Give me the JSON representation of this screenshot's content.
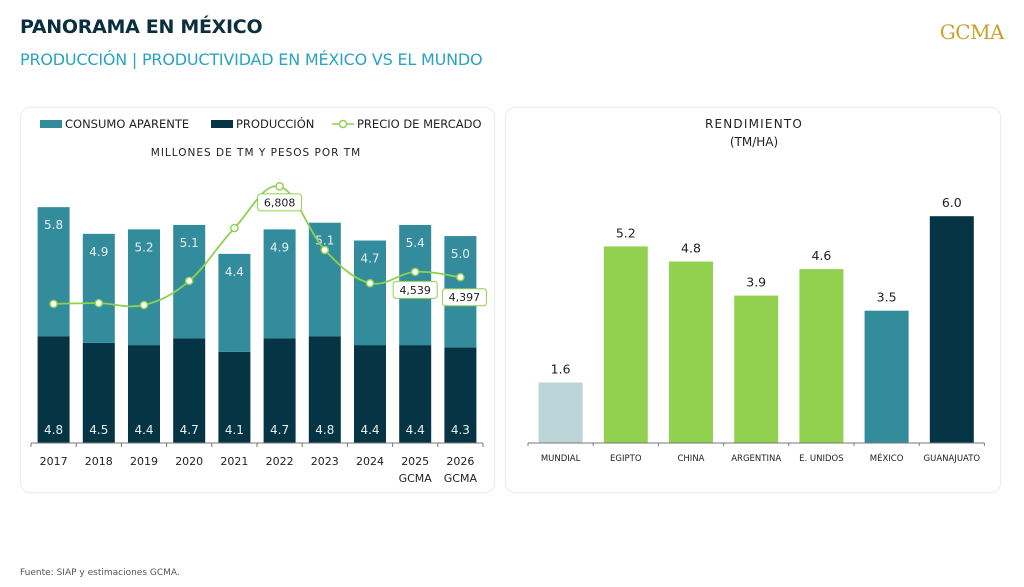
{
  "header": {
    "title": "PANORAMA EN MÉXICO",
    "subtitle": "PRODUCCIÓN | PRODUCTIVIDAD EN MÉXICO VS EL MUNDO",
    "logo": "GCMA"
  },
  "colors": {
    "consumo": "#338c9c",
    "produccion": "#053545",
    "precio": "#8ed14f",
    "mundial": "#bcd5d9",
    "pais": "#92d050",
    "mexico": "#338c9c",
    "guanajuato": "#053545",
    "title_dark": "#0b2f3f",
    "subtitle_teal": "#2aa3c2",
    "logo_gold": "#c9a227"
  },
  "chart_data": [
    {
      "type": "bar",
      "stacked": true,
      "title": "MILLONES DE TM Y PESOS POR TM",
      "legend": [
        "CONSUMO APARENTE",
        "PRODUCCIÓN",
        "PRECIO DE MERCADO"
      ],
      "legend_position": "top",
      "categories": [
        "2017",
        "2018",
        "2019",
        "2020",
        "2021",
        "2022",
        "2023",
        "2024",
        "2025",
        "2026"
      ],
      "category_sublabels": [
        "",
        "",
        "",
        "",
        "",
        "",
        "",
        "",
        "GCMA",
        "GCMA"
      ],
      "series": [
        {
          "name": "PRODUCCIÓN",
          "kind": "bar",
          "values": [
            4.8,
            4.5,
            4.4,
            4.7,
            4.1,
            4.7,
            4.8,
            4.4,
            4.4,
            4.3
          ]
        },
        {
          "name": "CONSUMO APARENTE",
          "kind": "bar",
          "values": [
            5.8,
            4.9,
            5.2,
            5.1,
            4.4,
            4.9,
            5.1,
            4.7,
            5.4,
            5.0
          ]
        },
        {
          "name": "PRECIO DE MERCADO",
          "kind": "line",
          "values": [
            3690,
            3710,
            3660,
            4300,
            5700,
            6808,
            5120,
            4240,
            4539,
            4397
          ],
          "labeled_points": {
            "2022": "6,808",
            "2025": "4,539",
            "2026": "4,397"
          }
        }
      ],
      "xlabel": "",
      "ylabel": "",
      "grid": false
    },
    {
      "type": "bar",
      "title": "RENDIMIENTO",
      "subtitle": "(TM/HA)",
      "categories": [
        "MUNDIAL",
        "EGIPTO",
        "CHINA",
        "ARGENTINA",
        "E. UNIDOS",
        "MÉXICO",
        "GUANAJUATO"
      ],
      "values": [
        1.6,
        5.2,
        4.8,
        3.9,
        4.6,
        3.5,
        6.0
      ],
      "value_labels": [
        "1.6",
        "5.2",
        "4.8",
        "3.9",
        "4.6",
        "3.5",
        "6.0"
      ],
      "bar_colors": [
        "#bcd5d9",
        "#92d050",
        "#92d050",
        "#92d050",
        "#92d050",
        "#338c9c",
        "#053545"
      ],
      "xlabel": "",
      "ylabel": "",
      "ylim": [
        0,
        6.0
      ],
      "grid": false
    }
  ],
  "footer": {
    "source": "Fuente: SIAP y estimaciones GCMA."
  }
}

---

_WHAT YOU NEED TO DO_
All records above are to be printed exactly, minus the pictures they contain.

_TASK RESPONSE_
Give me the JSON representation of this screenshot's content.
{
  "header": {
    "title": "PANORAMA EN MÉXICO",
    "subtitle": "PRODUCCIÓN | PRODUCTIVIDAD EN MÉXICO VS EL MUNDO",
    "logo": "GCMA"
  },
  "colors": {
    "consumo": "#338c9c",
    "produccion": "#053545",
    "precio": "#8ed14f",
    "mundial": "#bcd5d9",
    "pais": "#92d050",
    "mexico": "#338c9c",
    "guanajuato": "#053545",
    "title_dark": "#0b2f3f",
    "subtitle_teal": "#2aa3c2",
    "logo_gold": "#c9a227"
  },
  "chart_data": [
    {
      "type": "bar",
      "stacked": true,
      "title": "MILLONES DE TM Y PESOS POR TM",
      "legend": [
        "CONSUMO APARENTE",
        "PRODUCCIÓN",
        "PRECIO DE MERCADO"
      ],
      "legend_position": "top",
      "categories": [
        "2017",
        "2018",
        "2019",
        "2020",
        "2021",
        "2022",
        "2023",
        "2024",
        "2025",
        "2026"
      ],
      "category_sublabels": [
        "",
        "",
        "",
        "",
        "",
        "",
        "",
        "",
        "GCMA",
        "GCMA"
      ],
      "series": [
        {
          "name": "PRODUCCIÓN",
          "kind": "bar",
          "values": [
            4.8,
            4.5,
            4.4,
            4.7,
            4.1,
            4.7,
            4.8,
            4.4,
            4.4,
            4.3
          ]
        },
        {
          "name": "CONSUMO APARENTE",
          "kind": "bar",
          "values": [
            5.8,
            4.9,
            5.2,
            5.1,
            4.4,
            4.9,
            5.1,
            4.7,
            5.4,
            5.0
          ]
        },
        {
          "name": "PRECIO DE MERCADO",
          "kind": "line",
          "values": [
            3690,
            3710,
            3660,
            4300,
            5700,
            6808,
            5120,
            4240,
            4539,
            4397
          ],
          "labeled_points": {
            "2022": "6,808",
            "2025": "4,539",
            "2026": "4,397"
          }
        }
      ],
      "xlabel": "",
      "ylabel": "",
      "grid": false
    },
    {
      "type": "bar",
      "title": "RENDIMIENTO",
      "subtitle": "(TM/HA)",
      "categories": [
        "MUNDIAL",
        "EGIPTO",
        "CHINA",
        "ARGENTINA",
        "E. UNIDOS",
        "MÉXICO",
        "GUANAJUATO"
      ],
      "values": [
        1.6,
        5.2,
        4.8,
        3.9,
        4.6,
        3.5,
        6.0
      ],
      "value_labels": [
        "1.6",
        "5.2",
        "4.8",
        "3.9",
        "4.6",
        "3.5",
        "6.0"
      ],
      "bar_colors": [
        "#bcd5d9",
        "#92d050",
        "#92d050",
        "#92d050",
        "#92d050",
        "#338c9c",
        "#053545"
      ],
      "xlabel": "",
      "ylabel": "",
      "ylim": [
        0,
        6.0
      ],
      "grid": false
    }
  ],
  "footer": {
    "source": "Fuente: SIAP y estimaciones GCMA."
  }
}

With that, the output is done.